#### Your instructions
Copy out the data below verbatim.

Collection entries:
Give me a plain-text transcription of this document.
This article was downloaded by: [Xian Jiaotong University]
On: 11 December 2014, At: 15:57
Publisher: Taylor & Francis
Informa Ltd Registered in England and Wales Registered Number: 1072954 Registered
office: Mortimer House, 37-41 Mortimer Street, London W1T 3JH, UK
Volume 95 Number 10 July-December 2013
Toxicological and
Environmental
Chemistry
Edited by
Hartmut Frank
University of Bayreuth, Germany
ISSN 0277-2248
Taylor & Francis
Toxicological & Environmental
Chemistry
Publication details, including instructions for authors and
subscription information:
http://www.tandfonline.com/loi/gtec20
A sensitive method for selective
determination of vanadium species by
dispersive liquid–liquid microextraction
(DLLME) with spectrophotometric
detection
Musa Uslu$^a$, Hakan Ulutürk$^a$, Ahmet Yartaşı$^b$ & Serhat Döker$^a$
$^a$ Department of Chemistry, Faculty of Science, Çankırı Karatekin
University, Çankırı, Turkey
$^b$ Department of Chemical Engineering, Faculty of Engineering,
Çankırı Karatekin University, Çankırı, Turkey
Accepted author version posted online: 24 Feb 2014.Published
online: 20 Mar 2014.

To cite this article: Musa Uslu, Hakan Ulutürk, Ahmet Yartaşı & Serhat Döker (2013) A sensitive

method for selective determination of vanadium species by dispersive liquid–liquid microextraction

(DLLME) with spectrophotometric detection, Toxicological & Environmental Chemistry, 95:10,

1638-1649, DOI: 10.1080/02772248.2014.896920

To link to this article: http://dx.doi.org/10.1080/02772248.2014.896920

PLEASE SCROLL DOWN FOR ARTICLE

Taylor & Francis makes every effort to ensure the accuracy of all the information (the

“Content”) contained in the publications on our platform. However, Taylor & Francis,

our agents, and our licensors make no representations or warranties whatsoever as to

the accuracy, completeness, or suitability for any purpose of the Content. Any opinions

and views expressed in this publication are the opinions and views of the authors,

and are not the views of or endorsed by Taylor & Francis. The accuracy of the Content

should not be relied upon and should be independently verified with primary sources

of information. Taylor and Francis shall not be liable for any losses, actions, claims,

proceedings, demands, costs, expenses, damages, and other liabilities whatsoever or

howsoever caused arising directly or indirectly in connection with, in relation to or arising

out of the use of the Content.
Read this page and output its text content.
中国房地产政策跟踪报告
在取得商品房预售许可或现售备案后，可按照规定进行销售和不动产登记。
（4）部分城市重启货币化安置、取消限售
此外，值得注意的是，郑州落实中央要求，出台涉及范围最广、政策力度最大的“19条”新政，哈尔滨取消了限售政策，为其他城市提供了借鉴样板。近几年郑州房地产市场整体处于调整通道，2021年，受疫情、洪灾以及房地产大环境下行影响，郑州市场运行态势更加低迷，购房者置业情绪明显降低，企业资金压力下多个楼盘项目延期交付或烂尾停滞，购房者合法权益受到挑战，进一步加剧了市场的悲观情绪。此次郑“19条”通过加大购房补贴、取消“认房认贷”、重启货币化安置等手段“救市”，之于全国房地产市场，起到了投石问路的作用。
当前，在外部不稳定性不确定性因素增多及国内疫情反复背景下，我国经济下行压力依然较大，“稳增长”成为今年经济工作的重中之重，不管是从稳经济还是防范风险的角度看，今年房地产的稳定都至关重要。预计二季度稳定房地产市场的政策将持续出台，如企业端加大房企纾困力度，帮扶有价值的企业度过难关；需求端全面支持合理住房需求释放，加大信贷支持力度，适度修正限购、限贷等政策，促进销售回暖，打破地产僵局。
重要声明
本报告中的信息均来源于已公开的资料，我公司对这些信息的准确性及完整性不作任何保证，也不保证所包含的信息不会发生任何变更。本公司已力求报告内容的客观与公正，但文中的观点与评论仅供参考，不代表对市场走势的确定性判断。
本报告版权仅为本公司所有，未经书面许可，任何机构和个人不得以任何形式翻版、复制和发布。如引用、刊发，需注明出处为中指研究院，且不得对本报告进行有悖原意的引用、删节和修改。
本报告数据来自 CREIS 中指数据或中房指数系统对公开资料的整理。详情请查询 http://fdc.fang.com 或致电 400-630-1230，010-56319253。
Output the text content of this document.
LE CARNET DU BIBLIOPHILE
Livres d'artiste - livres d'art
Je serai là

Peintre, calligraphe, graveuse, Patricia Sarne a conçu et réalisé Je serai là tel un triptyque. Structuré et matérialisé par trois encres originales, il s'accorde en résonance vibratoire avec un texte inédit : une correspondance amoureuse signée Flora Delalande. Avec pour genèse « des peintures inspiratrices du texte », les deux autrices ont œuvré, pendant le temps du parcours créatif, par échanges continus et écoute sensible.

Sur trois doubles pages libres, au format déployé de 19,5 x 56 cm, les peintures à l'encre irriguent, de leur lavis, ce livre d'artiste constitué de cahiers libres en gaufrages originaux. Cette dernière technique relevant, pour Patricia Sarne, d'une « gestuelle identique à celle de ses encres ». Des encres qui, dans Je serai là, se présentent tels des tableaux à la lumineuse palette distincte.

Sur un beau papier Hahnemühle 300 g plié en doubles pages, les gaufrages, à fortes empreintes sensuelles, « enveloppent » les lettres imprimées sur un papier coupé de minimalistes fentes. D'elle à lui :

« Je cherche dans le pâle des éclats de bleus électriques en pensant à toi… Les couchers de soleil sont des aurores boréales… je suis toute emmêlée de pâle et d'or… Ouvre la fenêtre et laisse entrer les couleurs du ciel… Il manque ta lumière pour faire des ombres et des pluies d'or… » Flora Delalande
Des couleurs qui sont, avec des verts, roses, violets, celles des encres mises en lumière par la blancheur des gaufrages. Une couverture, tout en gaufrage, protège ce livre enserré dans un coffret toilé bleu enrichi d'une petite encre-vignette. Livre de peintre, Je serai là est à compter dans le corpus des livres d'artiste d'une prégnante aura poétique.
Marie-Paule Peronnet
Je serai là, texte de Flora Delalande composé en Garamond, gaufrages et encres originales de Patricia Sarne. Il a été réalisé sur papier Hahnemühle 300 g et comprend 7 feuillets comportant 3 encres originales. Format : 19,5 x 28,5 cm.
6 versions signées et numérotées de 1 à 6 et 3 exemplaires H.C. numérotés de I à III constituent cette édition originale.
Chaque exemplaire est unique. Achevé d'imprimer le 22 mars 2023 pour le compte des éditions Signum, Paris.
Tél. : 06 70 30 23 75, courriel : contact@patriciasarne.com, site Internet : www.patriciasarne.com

#### Solution for this task
Give me a plain-text transcription of this document.
This article was downloaded by: [Xian Jiaotong University]
On: 11 December 2014, At: 15:57
Publisher: Taylor & Francis
Informa Ltd Registered in England and Wales Registered Number: 1072954 Registered
office: Mortimer House, 37-41 Mortimer Street, London W1T 3JH, UK
Volume 95 Number 10 July-December 2013
Toxicological and
Environmental
Chemistry
Edited by
Hartmut Frank
University of Bayreuth, Germany
ISSN 0277-2248
Taylor & Francis
Toxicological & Environmental
Chemistry
Publication details, including instructions for authors and
subscription information:
http://www.tandfonline.com/loi/gtec20
A sensitive method for selective
determination of vanadium species by
dispersive liquid–liquid microextraction
(DLLME) with spectrophotometric
detection
Musa Uslu$^a$, Hakan Ulutürk$^a$, Ahmet Yartaşı$^b$ & Serhat Döker$^a$
$^a$ Department of Chemistry, Faculty of Science, Çankırı Karatekin
University, Çankırı, Turkey
$^b$ Department of Chemical Engineering, Faculty of Engineering,
Çankırı Karatekin University, Çankırı, Turkey
Accepted author version posted online: 24 Feb 2014.Published
online: 20 Mar 2014.

To cite this article: Musa Uslu, Hakan Ulutürk, Ahmet Yartaşı & Serhat Döker (2013) A sensitive

method for selective determination of vanadium species by dispersive liquid–liquid microextraction

(DLLME) with spectrophotometric detection, Toxicological & Environmental Chemistry, 95:10,

1638-1649, DOI: 10.1080/02772248.2014.896920

To link to this article: http://dx.doi.org/10.1080/02772248.2014.896920

PLEASE SCROLL DOWN FOR ARTICLE

Taylor & Francis makes every effort to ensure the accuracy of all the information (the

“Content”) contained in the publications on our platform. However, Taylor & Francis,

our agents, and our licensors make no representations or warranties whatsoever as to

the accuracy, completeness, or suitability for any purpose of the Content. Any opinions

and views expressed in this publication are the opinions and views of the authors,

and are not the views of or endorsed by Taylor & Francis. The accuracy of the Content

should not be relied upon and should be independently verified with primary sources

of information. Taylor and Francis shall not be liable for any losses, actions, claims,

proceedings, demands, costs, expenses, damages, and other liabilities whatsoever or

howsoever caused arising directly or indirectly in connection with, in relation to or arising

out of the use of the Content.
Read this page and output its text content.
中国房地产政策跟踪报告
在取得商品房预售许可或现售备案后，可按照规定进行销售和不动产登记。
（4）部分城市重启货币化安置、取消限售
此外，值得注意的是，郑州落实中央要求，出台涉及范围最广、政策力度最大的“19条”新政，哈尔滨取消了限售政策，为其他城市提供了借鉴样板。近几年郑州房地产市场整体处于调整通道，2021年，受疫情、洪灾以及房地产大环境下行影响，郑州市场运行态势更加低迷，购房者置业情绪明显降低，企业资金压力下多个楼盘项目延期交付或烂尾停滞，购房者合法权益受到挑战，进一步加剧了市场的悲观情绪。此次郑“19条”通过加大购房补贴、取消“认房认贷”、重启货币化安置等手段“救市”，之于全国房地产市场，起到了投石问路的作用。
当前，在外部不稳定性不确定性因素增多及国内疫情反复背景下，我国经济下行压力依然较大，“稳增长”成为今年经济工作的重中之重，不管是从稳经济还是防范风险的角度看，今年房地产的稳定都至关重要。预计二季度稳定房地产市场的政策将持续出台，如企业端加大房企纾困力度，帮扶有价值的企业度过难关；需求端全面支持合理住房需求释放，加大信贷支持力度，适度修正限购、限贷等政策，促进销售回暖，打破地产僵局。
重要声明
本报告中的信息均来源于已公开的资料，我公司对这些信息的准确性及完整性不作任何保证，也不保证所包含的信息不会发生任何变更。本公司已力求报告内容的客观与公正，但文中的观点与评论仅供参考，不代表对市场走势的确定性判断。
本报告版权仅为本公司所有，未经书面许可，任何机构和个人不得以任何形式翻版、复制和发布。如引用、刊发，需注明出处为中指研究院，且不得对本报告进行有悖原意的引用、删节和修改。
本报告数据来自 CREIS 中指数据或中房指数系统对公开资料的整理。详情请查询 http://fdc.fang.com 或致电 400-630-1230，010-56319253。
Output the text content of this document.
LE CARNET DU BIBLIOPHILE
Livres d'artiste - livres d'art
Je serai là

Peintre, calligraphe, graveuse, Patricia Sarne a conçu et réalisé Je serai là tel un triptyque. Structuré et matérialisé par trois encres originales, il s'accorde en résonance vibratoire avec un texte inédit : une correspondance amoureuse signée Flora Delalande. Avec pour genèse « des peintures inspiratrices du texte », les deux autrices ont œuvré, pendant le temps du parcours créatif, par échanges continus et écoute sensible.

Sur trois doubles pages libres, au format déployé de 19,5 x 56 cm, les peintures à l'encre irriguent, de leur lavis, ce livre d'artiste constitué de cahiers libres en gaufrages originaux. Cette dernière technique relevant, pour Patricia Sarne, d'une « gestuelle identique à celle de ses encres ». Des encres qui, dans Je serai là, se présentent tels des tableaux à la lumineuse palette distincte.

Sur un beau papier Hahnemühle 300 g plié en doubles pages, les gaufrages, à fortes empreintes sensuelles, « enveloppent » les lettres imprimées sur un papier coupé de minimalistes fentes. D'elle à lui :

« Je cherche dans le pâle des éclats de bleus électriques en pensant à toi… Les couchers de soleil sont des aurores boréales… je suis toute emmêlée de pâle et d'or… Ouvre la fenêtre et laisse entrer les couleurs du ciel… Il manque ta lumière pour faire des ombres et des pluies d'or… » Flora Delalande
Des couleurs qui sont, avec des verts, roses, violets, celles des encres mises en lumière par la blancheur des gaufrages. Une couverture, tout en gaufrage, protège ce livre enserré dans un coffret toilé bleu enrichi d'une petite encre-vignette. Livre de peintre, Je serai là est à compter dans le corpus des livres d'artiste d'une prégnante aura poétique.
Marie-Paule Peronnet
Je serai là, texte de Flora Delalande composé en Garamond, gaufrages et encres originales de Patricia Sarne. Il a été réalisé sur papier Hahnemühle 300 g et comprend 7 feuillets comportant 3 encres originales. Format : 19,5 x 28,5 cm.
6 versions signées et numérotées de 1 à 6 et 3 exemplaires H.C. numérotés de I à III constituent cette édition originale.
Chaque exemplaire est unique. Achevé d'imprimer le 22 mars 2023 pour le compte des éditions Signum, Paris.
Tél. : 06 70 30 23 75, courriel : contact@patriciasarne.com, site Internet : www.patriciasarne.com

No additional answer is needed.